%%

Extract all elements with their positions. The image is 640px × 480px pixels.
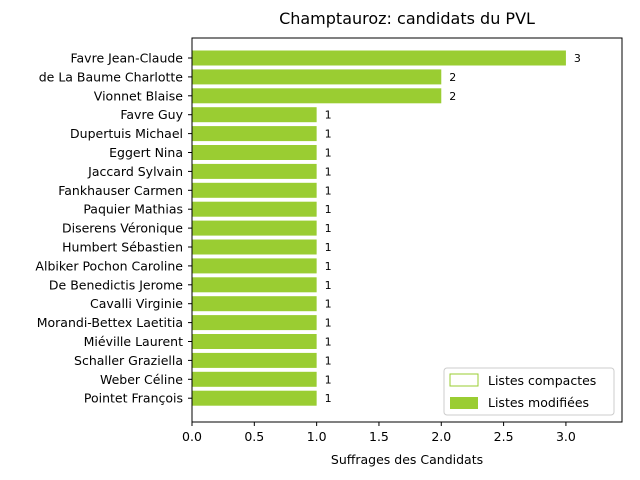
data-label: 1 (325, 260, 332, 273)
y-tick-label: Miéville Laurent (84, 334, 183, 349)
y-tick-label: Cavalli Virginie (90, 296, 183, 311)
bar-modifiees (192, 163, 317, 179)
y-tick-label: Favre Jean-Claude (70, 51, 183, 66)
legend-box (443, 367, 615, 416)
bar-modifiees (192, 126, 317, 142)
bar-modifiees (192, 107, 317, 123)
y-tick-label: Jaccard Sylvain (87, 164, 183, 179)
data-label: 1 (325, 298, 332, 311)
y-tick-label: de La Baume Charlotte (39, 69, 184, 84)
x-tick-label: 0.5 (244, 429, 264, 444)
data-label: 1 (325, 128, 332, 141)
data-labels: 3 2 2 1 1 1 1 1 1 1 1 1 1 1 1 1 1 1 1 (325, 52, 581, 405)
bar-modifiees (192, 88, 442, 104)
data-label: 1 (325, 109, 332, 122)
y-tick-label: Pointet François (84, 391, 183, 406)
bar-modifiees (192, 277, 317, 293)
data-label: 1 (325, 147, 332, 160)
x-axis-ticks: 0.0 0.5 1.0 1.5 2.0 2.5 3.0 (182, 422, 576, 444)
data-label: 1 (325, 203, 332, 216)
x-tick-label: 1.5 (369, 429, 389, 444)
y-tick-label: Humbert Sébastien (62, 240, 183, 255)
y-tick-label: De Benedictis Jerome (49, 277, 183, 292)
y-tick-label: Diserens Véronique (62, 221, 183, 236)
plot-frame (191, 37, 623, 423)
x-tick-label: 2.5 (494, 429, 514, 444)
data-label: 1 (325, 317, 332, 330)
bar-modifiees (192, 390, 317, 406)
y-tick-label: Weber Céline (100, 372, 183, 387)
data-label: 1 (325, 354, 332, 367)
y-tick-label: Favre Guy (120, 107, 183, 122)
bar-modifiees (192, 258, 317, 274)
data-label: 1 (325, 373, 332, 386)
data-label: 1 (325, 241, 332, 254)
bar-modifiees (192, 69, 442, 85)
y-tick-label: Paquier Mathias (83, 202, 183, 217)
data-label: 2 (449, 71, 456, 84)
x-tick-label: 1.0 (307, 429, 327, 444)
y-tick-label: Fankhauser Carmen (58, 183, 183, 198)
x-tick-label: 3.0 (556, 429, 576, 444)
bar-modifiees (192, 145, 317, 160)
data-label: 1 (325, 279, 332, 292)
bar-modifiees (192, 315, 317, 331)
legend: Listes compactes Listes modifiées (443, 367, 615, 416)
y-tick-label: Eggert Nina (109, 145, 183, 160)
x-axis-label: Suffrages des Candidats (331, 452, 483, 467)
legend-swatch-compactes (449, 373, 479, 387)
data-label: 1 (325, 165, 332, 178)
data-label: 2 (449, 90, 456, 103)
bar-modifiees (192, 296, 317, 312)
bars-group (192, 50, 566, 406)
legend-label-compactes: Listes compactes (488, 373, 596, 388)
y-tick-label: Vionnet Blaise (94, 88, 184, 103)
bar-modifiees (192, 182, 317, 198)
bar-modifiees (192, 220, 317, 236)
y-tick-labels: Favre Jean-Claude de La Baume Charlotte Vi… (35, 51, 192, 406)
bar-modifiees (192, 50, 566, 66)
bar-modifiees (192, 371, 317, 387)
x-tick-label: 2.0 (431, 429, 451, 444)
data-label: 3 (574, 52, 581, 65)
data-label: 1 (325, 392, 332, 405)
data-label: 1 (325, 336, 332, 349)
bar-modifiees (192, 352, 317, 368)
data-label: 1 (325, 184, 332, 197)
y-tick-label: Dupertuis Michael (70, 126, 183, 141)
bar-modifiees (192, 201, 317, 217)
legend-swatch-modifiees (450, 397, 478, 409)
y-tick-label: Morandi-Bettex Laetitia (37, 315, 183, 330)
y-tick-label: Schaller Graziella (74, 353, 183, 368)
legend-label-modifiees: Listes modifiées (488, 395, 589, 410)
x-tick-label: 0.0 (182, 429, 202, 444)
data-label: 1 (325, 222, 332, 235)
chart-title: Champtauroz: candidats du PVL (279, 9, 535, 28)
y-tick-label: Albiker Pochon Caroline (35, 258, 183, 273)
bar-modifiees (192, 334, 317, 349)
bar-modifiees (192, 239, 317, 255)
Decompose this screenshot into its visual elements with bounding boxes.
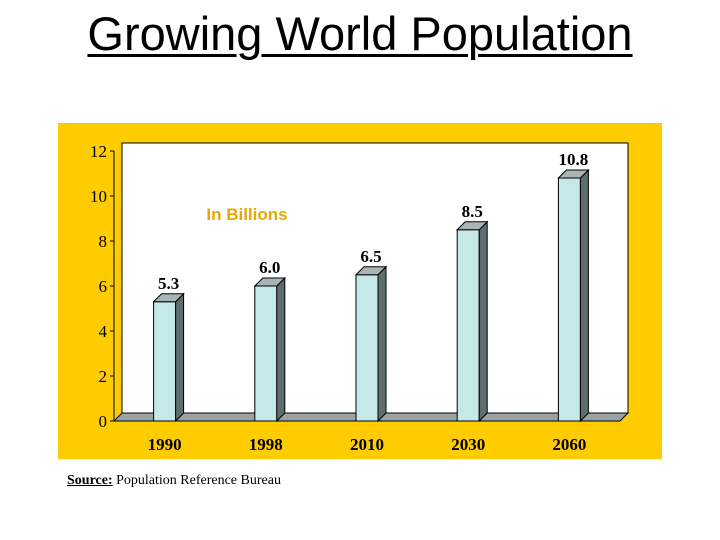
data-label: 6.5 <box>360 247 381 266</box>
x-tick-label: 2060 <box>552 435 586 454</box>
bar-top <box>455 221 489 231</box>
bar-front <box>456 229 480 422</box>
bar-top <box>354 266 388 276</box>
data-label: 10.8 <box>559 150 589 169</box>
y-tick-label: 12 <box>90 142 107 161</box>
y-tick-label: 6 <box>99 277 108 296</box>
bar-chart-svg: 0 2 4 6 8 10 12 5.3 6.0 6.5 8.5 10.8 1990 1998 2010 2… <box>58 123 662 459</box>
bar-front <box>254 285 278 422</box>
source-text: Population Reference Bureau <box>112 473 281 488</box>
x-tick-label: 2030 <box>451 435 485 454</box>
x-tick-label: 2010 <box>350 435 384 454</box>
bar-side <box>276 276 286 423</box>
slide-title: Growing World Population <box>87 7 633 60</box>
bar-side <box>478 220 488 423</box>
y-tick-label: 8 <box>99 232 108 251</box>
units-annotation: In Billions <box>206 205 287 224</box>
y-tick-label: 4 <box>99 322 108 341</box>
population-chart: 0 2 4 6 8 10 12 5.3 6.0 6.5 8.5 10.8 1990 1998 2010 2… <box>58 123 662 459</box>
y-tick-label: 10 <box>90 187 107 206</box>
y-axis: 0 2 4 6 8 10 12 <box>90 142 114 431</box>
data-label: 6.0 <box>259 258 280 277</box>
bar-side <box>579 168 589 423</box>
bars: 5.3 6.0 6.5 8.5 10.8 <box>152 150 590 423</box>
bar-top <box>253 277 287 287</box>
bar-side <box>377 265 387 423</box>
bar-side <box>175 292 185 423</box>
data-label: 8.5 <box>462 202 483 221</box>
x-tick-label: 1990 <box>148 435 182 454</box>
bar-front <box>355 274 379 422</box>
source-note: Source: Population Reference Bureau <box>67 473 281 489</box>
bar-front <box>153 301 177 422</box>
bar-top <box>557 169 590 179</box>
y-tick-label: 2 <box>99 367 108 386</box>
data-label: 5.3 <box>158 274 179 293</box>
bar-top <box>152 293 185 303</box>
x-axis: 1990 1998 2010 2030 2060 <box>148 435 587 454</box>
source-label: Source: <box>67 473 113 488</box>
bar-front <box>557 177 581 422</box>
x-tick-label: 1998 <box>249 435 283 454</box>
y-tick-label: 0 <box>99 412 108 431</box>
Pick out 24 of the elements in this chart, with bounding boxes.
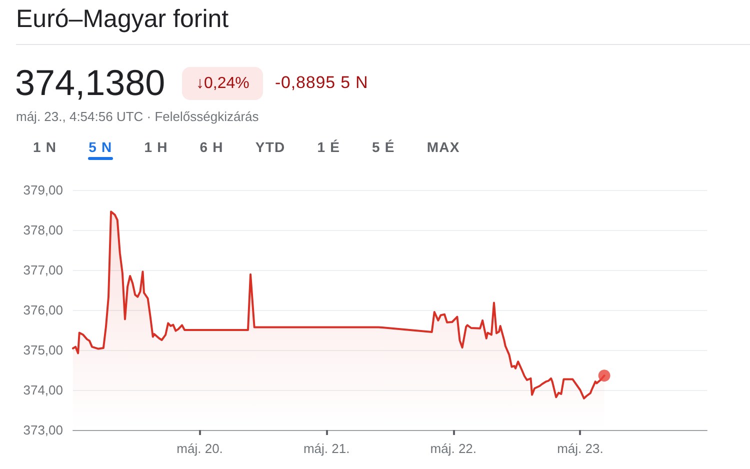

%%

WORK TO COMPLETE: Reproduce all of the records above line for line, changing nothing, and leave the pictures out of your answer.

RESPONSE FOR THIS EXERCISE:
Extract all elements with their positions. The image is 640px × 480px pixels.
data-label: 1 (325, 260, 332, 273)
y-tick-label: Miéville Laurent (84, 334, 183, 349)
y-tick-label: Cavalli Virginie (90, 296, 183, 311)
bar-modifiees (192, 163, 317, 179)
y-tick-label: Favre Jean-Claude (70, 51, 183, 66)
legend-box (443, 367, 615, 416)
bar-modifiees (192, 126, 317, 142)
bar-modifiees (192, 107, 317, 123)
y-tick-label: Jaccard Sylvain (87, 164, 183, 179)
data-label: 1 (325, 298, 332, 311)
y-tick-label: de La Baume Charlotte (39, 69, 184, 84)
x-tick-label: 0.5 (244, 429, 264, 444)
data-label: 1 (325, 128, 332, 141)
data-labels: 3 2 2 1 1 1 1 1 1 1 1 1 1 1 1 1 1 1 1 (325, 52, 581, 405)
bar-modifiees (192, 88, 442, 104)
data-label: 1 (325, 109, 332, 122)
y-tick-label: Pointet François (84, 391, 183, 406)
bar-modifiees (192, 277, 317, 293)
data-label: 1 (325, 147, 332, 160)
x-axis-ticks: 0.0 0.5 1.0 1.5 2.0 2.5 3.0 (182, 422, 576, 444)
data-label: 1 (325, 203, 332, 216)
x-tick-label: 1.5 (369, 429, 389, 444)
y-tick-label: Humbert Sébastien (62, 240, 183, 255)
y-tick-label: De Benedictis Jerome (49, 277, 183, 292)
y-tick-label: Diserens Véronique (62, 221, 183, 236)
plot-frame (191, 37, 623, 423)
x-tick-label: 2.5 (494, 429, 514, 444)
data-label: 1 (325, 317, 332, 330)
bar-modifiees (192, 390, 317, 406)
y-tick-label: Weber Céline (100, 372, 183, 387)
data-label: 1 (325, 354, 332, 367)
y-tick-label: Favre Guy (120, 107, 183, 122)
bar-modifiees (192, 258, 317, 274)
data-label: 1 (325, 373, 332, 386)
data-label: 1 (325, 241, 332, 254)
bar-modifiees (192, 69, 442, 85)
y-tick-label: Paquier Mathias (83, 202, 183, 217)
data-label: 2 (449, 71, 456, 84)
x-tick-label: 1.0 (307, 429, 327, 444)
y-tick-label: Fankhauser Carmen (58, 183, 183, 198)
x-tick-label: 3.0 (556, 429, 576, 444)
bar-modifiees (192, 145, 317, 160)
data-label: 1 (325, 279, 332, 292)
bar-modifiees (192, 315, 317, 331)
legend: Listes compactes Listes modifiées (443, 367, 615, 416)
y-tick-label: Eggert Nina (109, 145, 183, 160)
x-axis-label: Suffrages des Candidats (331, 452, 483, 467)
legend-swatch-compactes (449, 373, 479, 387)
data-label: 1 (325, 165, 332, 178)
data-label: 2 (449, 90, 456, 103)
bar-modifiees (192, 296, 317, 312)
bars-group (192, 50, 566, 406)
legend-label-compactes: Listes compactes (488, 373, 596, 388)
y-tick-label: Vionnet Blaise (94, 88, 184, 103)
bar-modifiees (192, 182, 317, 198)
bar-modifiees (192, 220, 317, 236)
y-tick-labels: Favre Jean-Claude de La Baume Charlotte Vi… (35, 51, 192, 406)
bar-modifiees (192, 50, 566, 66)
bar-modifiees (192, 371, 317, 387)
x-tick-label: 2.0 (431, 429, 451, 444)
data-label: 3 (574, 52, 581, 65)
data-label: 1 (325, 392, 332, 405)
data-label: 1 (325, 336, 332, 349)
bar-modifiees (192, 352, 317, 368)
data-label: 1 (325, 184, 332, 197)
y-tick-label: Dupertuis Michael (70, 126, 183, 141)
bar-modifiees (192, 201, 317, 217)
legend-swatch-modifiees (450, 397, 478, 409)
y-tick-label: Morandi-Bettex Laetitia (37, 315, 183, 330)
y-tick-label: Schaller Graziella (74, 353, 183, 368)
legend-label-modifiees: Listes modifiées (488, 395, 589, 410)
x-tick-label: 0.0 (182, 429, 202, 444)
data-label: 1 (325, 222, 332, 235)
chart-title: Champtauroz: candidats du PVL (279, 9, 535, 28)
y-tick-label: Albiker Pochon Caroline (35, 258, 183, 273)
bar-modifiees (192, 334, 317, 349)
bar-modifiees (192, 239, 317, 255)
Decompose this screenshot into its visual elements with bounding boxes.
data-label: 6.5 <box>360 247 381 266</box>
x-tick-label: 2060 <box>552 435 586 454</box>
bar-top <box>455 221 489 231</box>
bar-front <box>456 229 480 422</box>
bar-top <box>354 266 388 276</box>
data-label: 10.8 <box>559 150 589 169</box>
y-tick-label: 12 <box>90 142 107 161</box>
y-tick-label: 6 <box>99 277 108 296</box>
bar-chart-svg: 0 2 4 6 8 10 12 5.3 6.0 6.5 8.5 10.8 1990 1998 2010 2… <box>58 123 662 459</box>
bar-front <box>254 285 278 422</box>
source-text: Population Reference Bureau <box>112 473 281 488</box>
x-tick-label: 2030 <box>451 435 485 454</box>
x-tick-label: 2010 <box>350 435 384 454</box>
bar-side <box>276 276 286 423</box>
slide-title: Growing World Population <box>87 7 633 60</box>
bar-side <box>478 220 488 423</box>
y-tick-label: 8 <box>99 232 108 251</box>
units-annotation: In Billions <box>206 205 287 224</box>
y-tick-label: 4 <box>99 322 108 341</box>
population-chart: 0 2 4 6 8 10 12 5.3 6.0 6.5 8.5 10.8 1990 1998 2010 2… <box>58 123 662 459</box>
y-tick-label: 10 <box>90 187 107 206</box>
y-axis: 0 2 4 6 8 10 12 <box>90 142 114 431</box>
data-label: 6.0 <box>259 258 280 277</box>
bar-side <box>579 168 589 423</box>
bars: 5.3 6.0 6.5 8.5 10.8 <box>152 150 590 423</box>
bar-top <box>253 277 287 287</box>
bar-side <box>377 265 387 423</box>
bar-side <box>175 292 185 423</box>
data-label: 8.5 <box>462 202 483 221</box>
x-tick-label: 1990 <box>148 435 182 454</box>
bar-front <box>355 274 379 422</box>
source-note: Source: Population Reference Bureau <box>67 473 281 489</box>
bar-front <box>153 301 177 422</box>
bar-top <box>557 169 590 179</box>
y-tick-label: 2 <box>99 367 108 386</box>
data-label: 5.3 <box>158 274 179 293</box>
bar-top <box>152 293 185 303</box>
x-axis: 1990 1998 2010 2030 2060 <box>148 435 587 454</box>
source-label: Source: <box>67 473 113 488</box>
bar-front <box>557 177 581 422</box>
x-tick-label: 1998 <box>249 435 283 454</box>
y-tick-label: 0 <box>99 412 108 431</box>
Pick out 24 of the elements in this chart, with bounding boxes.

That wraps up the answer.